## Exercise objective
Without including any images, reproduce each entry exactly.

::::::::::

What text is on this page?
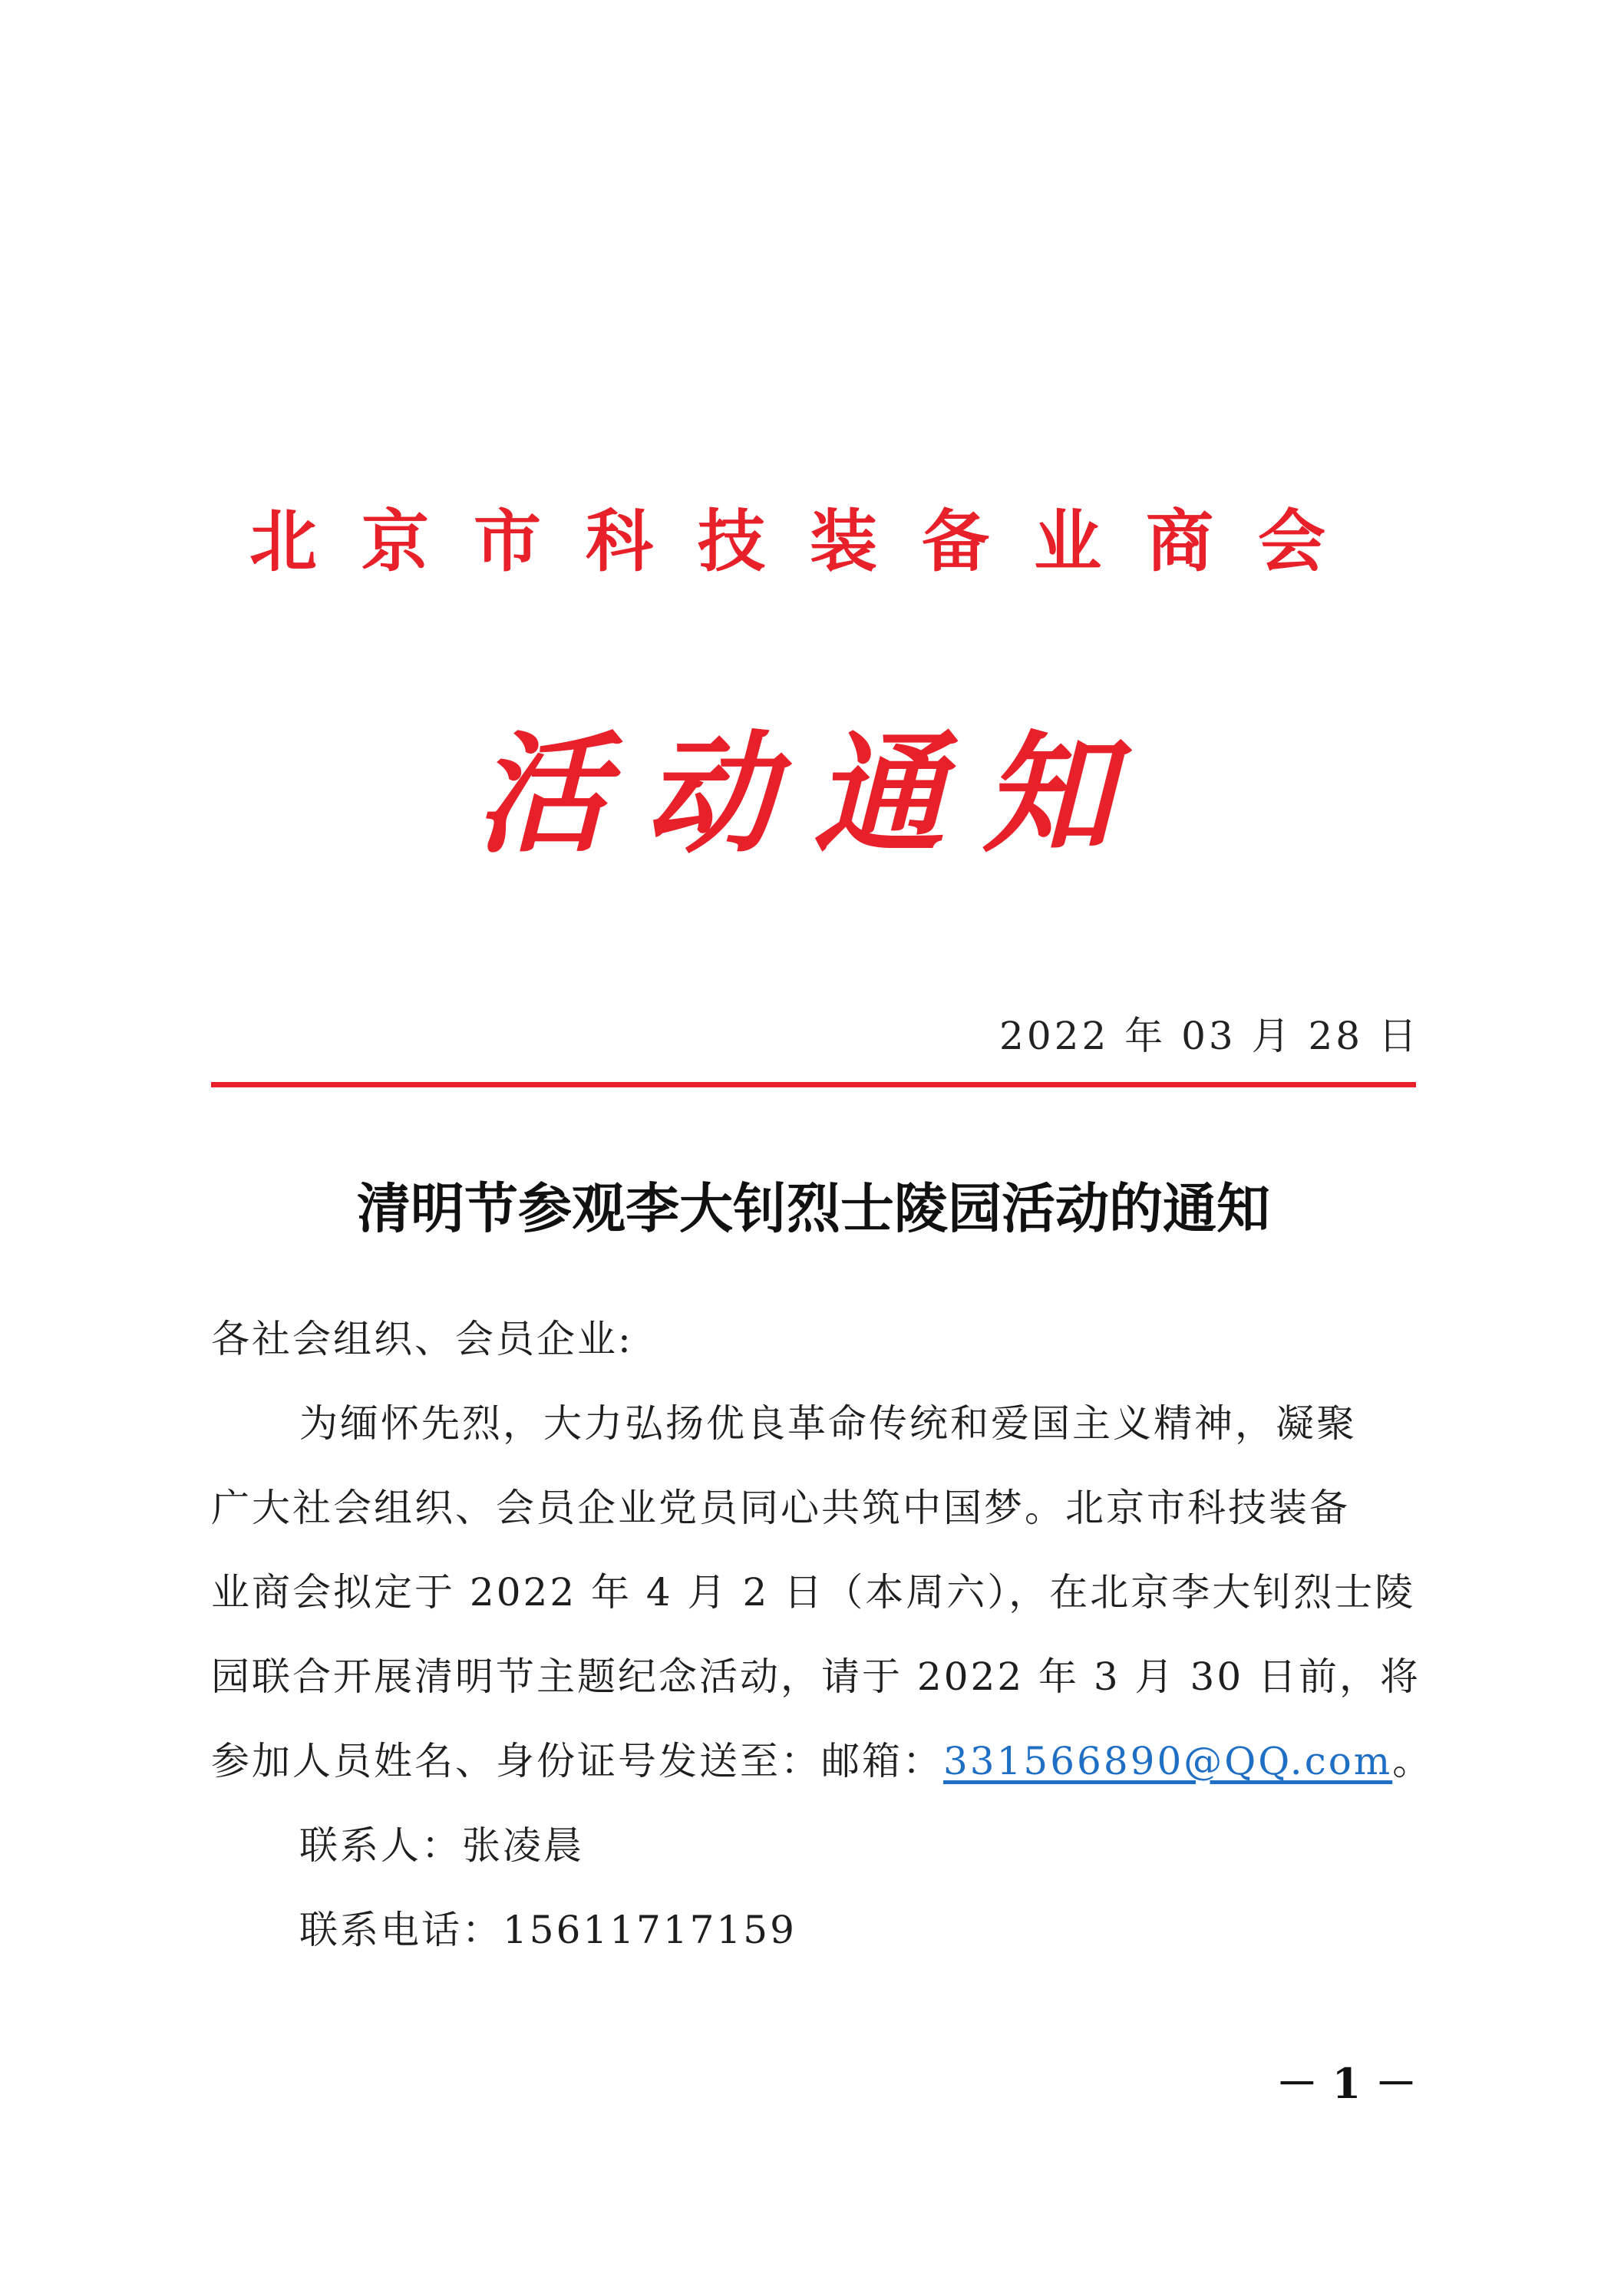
北京市科技装备业商会
活动通知
2022 年 03 月 28 日
清明节参观李大钊烈士陵园活动的通知
各社会组织、会员企业:
为缅怀先烈，大力弘扬优良革命传统和爱国主义精神，凝聚
广大社会组织、会员企业党员同心共筑中国梦。北京市科技装备
业商会拟定于 2022 年 4 月 2 日（本周六），在北京李大钊烈士陵
园联合开展清明节主题纪念活动，请于 2022 年 3 月 30 日前，将
参加人员姓名、身份证号发送至：邮箱：331566890@QQ.com。
联系人：张凌晨
联系电话：15611717159
－ 1 －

::::::::::

## Solution
What text is on this page?
北京市科技装备业商会
活动通知
2022 年 03 月 28 日
清明节参观李大钊烈士陵园活动的通知
各社会组织、会员企业:
为缅怀先烈，大力弘扬优良革命传统和爱国主义精神，凝聚
广大社会组织、会员企业党员同心共筑中国梦。北京市科技装备
业商会拟定于 2022 年 4 月 2 日（本周六），在北京李大钊烈士陵
园联合开展清明节主题纪念活动，请于 2022 年 3 月 30 日前，将
参加人员姓名、身份证号发送至：邮箱：331566890@QQ.com。
联系人：张凌晨
联系电话：15611717159
－ 1 －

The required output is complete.